_TESTO DA ANALIZZARE_:
----------------------------------------
Che l’Unione Europea fosse da ricostruire lo si sapeva da tempo e qualcosa già si mosse in questa direzione all’indomani delle elezioni europee del 2019, quando la netta vittoria degli “europeisti” chiese un balzo in avanti al processo di integrazione europea.
Si cominciò a ricostruire con un cambio della guardia ai vertici delle Istituzioni europee, con due tra le più importanti – Commissione europea e Banca centrale europea – affidate alla guida di due donne e già questo era un segnale non banale, cui seguì rapidamente l’adozione di un programma di lavoro orientato verso un’ambiziosa transizione ecologica e digitale.
Diversa la musica nello scorso “anno di disgrazia” 2020, quello dell’esplosione della pandemia e della sciagurata vicenda di Brexit, risoltasi solo a fine anno con un accordo fragile e contraddittorio, come bene stanno sperimentando gli irlandesi. Due eventi, di incomparabile portata, ma entrambi tali da indurre a rivedere i piani per la ricostruzione dell’Unione, cogliendo l’occasione per spingere più avanti, liberati dal freno britannico, “il processo di creazione di un’unione sempre più stretta tra i popoli d’Europa”, come recita l’art.1 del Trattato di Lisbona.
Una prima occasione venne colta nel luglio del 2020 con l’adozione del Recovery Fund, dotato di 750 miliardi di euro, grazie alla creazione di un debito comune che dovranno onorare solidalmente tutti i Ventisette.
Il problema è che spesso in politica, tra il decidere e il fare ci può essere di mezzo un mare, difficile da navigare in questi tempi tempestosi. Quelli, tra gli altri, che prevedono un faticoso processo di ratifiche nazionali per le decisioni europee attualmente appena a metà percorso,con un primo incidente di rilievo: quello che vede la decisione del Recovery Fund sul banco degli imputati davanti alla Corte costituzionale tedesca, con l’accusa di non rispettare le competenze nazionali. Si tratta di un tribunale davanti al quale sono comparsi periodicamente i Presidenti della Banca centrale europea, Mario Draghi compreso, sempre uscendone assolti.
L’incidente, oltre a provocare ritardi nella liberazione delle risorse europee, è un segnale delle resistenze tedesche a forme più avanzate di solidarietà europea. Non a caso proprio quelle invocate da Draghi, nel Consiglio europeo della settimana scorsa, quando ha rimesso sul tavolo il tema sensibile degli eurobond per rafforzare la sostenibilità futura delle finanze pubbliche europee.
Tutto questo nel contesto di una difficile lotta alla pandemia incappata in una pericolosa “guerra dei vaccini” che dovrebbe spingere l’Unione ad assumere maggiori responsabilità anche sul fronte della salute pubblica, nonostante i limiti angusti dell’art. 168 del Trattato.
Da queste difficoltà e cogliendo queste occasioni l’UE dovrà ricominciare a ricostruirsi, facendo perno sul valore della solidarietà e non scivolando sulla china delle frontiere che stanno pericolosamente riemergendo dentro e all’esterno dell’Europa.
In questa prospettiva torna l’esigenza di rivedere l’impianto istituzionale dell’UE, le sue politiche e le risorse perché l’Unione sia credibile. Sarà importante non confondere i fini, l’Unione sempre più stretta, con i mezzi, che si tratti di eurobond o di progressi nell’unione bancaria: per evitarlo sarà importante mettere a fuoco gli assi portanti della futura Unione, non solo il mercato ma anche il valore della democrazia partecipativa e il dialogo tra le culture di cui è ricco il nostro continente.
Ricordandoci disse, ormai in fin di vita, Jean Monnet, padre fondatore e architetto delle prime Comunità europee avviate a partire dall’economia: “Se dovessi ricominciare, ricomincerei dalla cultura”. Da allora aspettiamo ancora che si ricominci.
----------------------------------------
[Voci memorizzate]

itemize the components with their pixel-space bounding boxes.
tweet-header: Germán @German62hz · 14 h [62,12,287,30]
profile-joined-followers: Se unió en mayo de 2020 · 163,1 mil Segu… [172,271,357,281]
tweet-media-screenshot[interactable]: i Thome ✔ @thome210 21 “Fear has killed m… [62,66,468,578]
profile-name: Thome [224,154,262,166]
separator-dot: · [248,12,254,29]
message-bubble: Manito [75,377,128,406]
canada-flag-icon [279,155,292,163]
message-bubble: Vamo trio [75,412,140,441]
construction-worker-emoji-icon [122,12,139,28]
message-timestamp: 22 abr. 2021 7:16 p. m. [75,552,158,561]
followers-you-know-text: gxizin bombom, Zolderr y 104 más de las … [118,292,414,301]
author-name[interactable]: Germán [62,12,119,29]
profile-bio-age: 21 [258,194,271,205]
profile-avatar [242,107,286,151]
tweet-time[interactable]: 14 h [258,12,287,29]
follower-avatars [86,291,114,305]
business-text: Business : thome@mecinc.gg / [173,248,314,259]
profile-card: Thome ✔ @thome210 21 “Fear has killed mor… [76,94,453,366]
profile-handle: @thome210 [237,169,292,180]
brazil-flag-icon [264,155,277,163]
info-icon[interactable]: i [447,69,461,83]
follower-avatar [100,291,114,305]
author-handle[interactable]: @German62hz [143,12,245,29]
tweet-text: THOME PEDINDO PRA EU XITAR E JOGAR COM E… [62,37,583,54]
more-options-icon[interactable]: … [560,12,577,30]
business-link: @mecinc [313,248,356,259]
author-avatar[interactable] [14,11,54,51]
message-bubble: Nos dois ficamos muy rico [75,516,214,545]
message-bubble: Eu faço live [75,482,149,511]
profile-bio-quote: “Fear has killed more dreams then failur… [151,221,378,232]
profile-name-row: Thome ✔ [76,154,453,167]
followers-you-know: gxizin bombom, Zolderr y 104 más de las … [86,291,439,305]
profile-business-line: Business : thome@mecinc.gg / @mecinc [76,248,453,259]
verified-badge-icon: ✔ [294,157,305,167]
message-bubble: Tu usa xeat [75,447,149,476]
----------------------------------------
_CONSEGNA A_: Secondo il testo sull'Unione Europea, di quale somma era dotato il Recovery Fund adottato nel luglio del 2020?
_CONSEGNA B_: Riscrivi il passo del testo sull'Unione Europea che comincia con "In questa prospettiva" e prosegue fino a "che si ricominci.", sostituendo "democrazia partecipativa" con "democrazia rappresentativa".
_CONSEGNA C_: Indica se ciascuna affermazione concorda con il testo sull'Unione Europea, rispondendo sì o no e citando le parole del testo che lo decidono. (i) La Commissione europea e la Banca centrale europea sono state affidate alla guida di due donne. (ii) La vicenda di Brexit si è risolta all'inizio del 2020. (iii) I Presidenti della Banca centrale europea comparsi davanti alla Corte costituzionale tedesca ne sono sempre usciti assolti.

_RISULTATO A_: 750 miliardi di euro.

_RISULTATO B_:
In questa prospettiva torna l’esigenza di rivedere l’impianto istituzionale dell’UE, le sue politiche e le risorse perché l’Unione sia credibile. Sarà importante non confondere i fini, l’Unione sempre più stretta, con i mezzi, che si tratti di eurobond o di progressi nell’unione bancaria: per evitarlo sarà importante mettere a fuoco gli assi portanti della futura Unione, non solo il mercato ma anche il valore della democrazia rappresentativa e il dialogo tra le culture di cui è ricco il nostro continente.
Ricordandoci disse, ormai in fin di vita, Jean Monnet, padre fondatore e architetto delle prime Comunità europee avviate a partire dall’economia: “Se dovessi ricominciare, ricomincerei dalla cultura”. Da allora aspettiamo ancora che si ricominci.

_RISULTATO C_:
(i) Sì: "Commissione europea e Banca centrale europea – affidate alla guida di due donne".
(ii) No: "risoltasi solo a fine anno con un accordo fragile e contraddittorio".
(iii) Sì: "sempre uscendone assolti".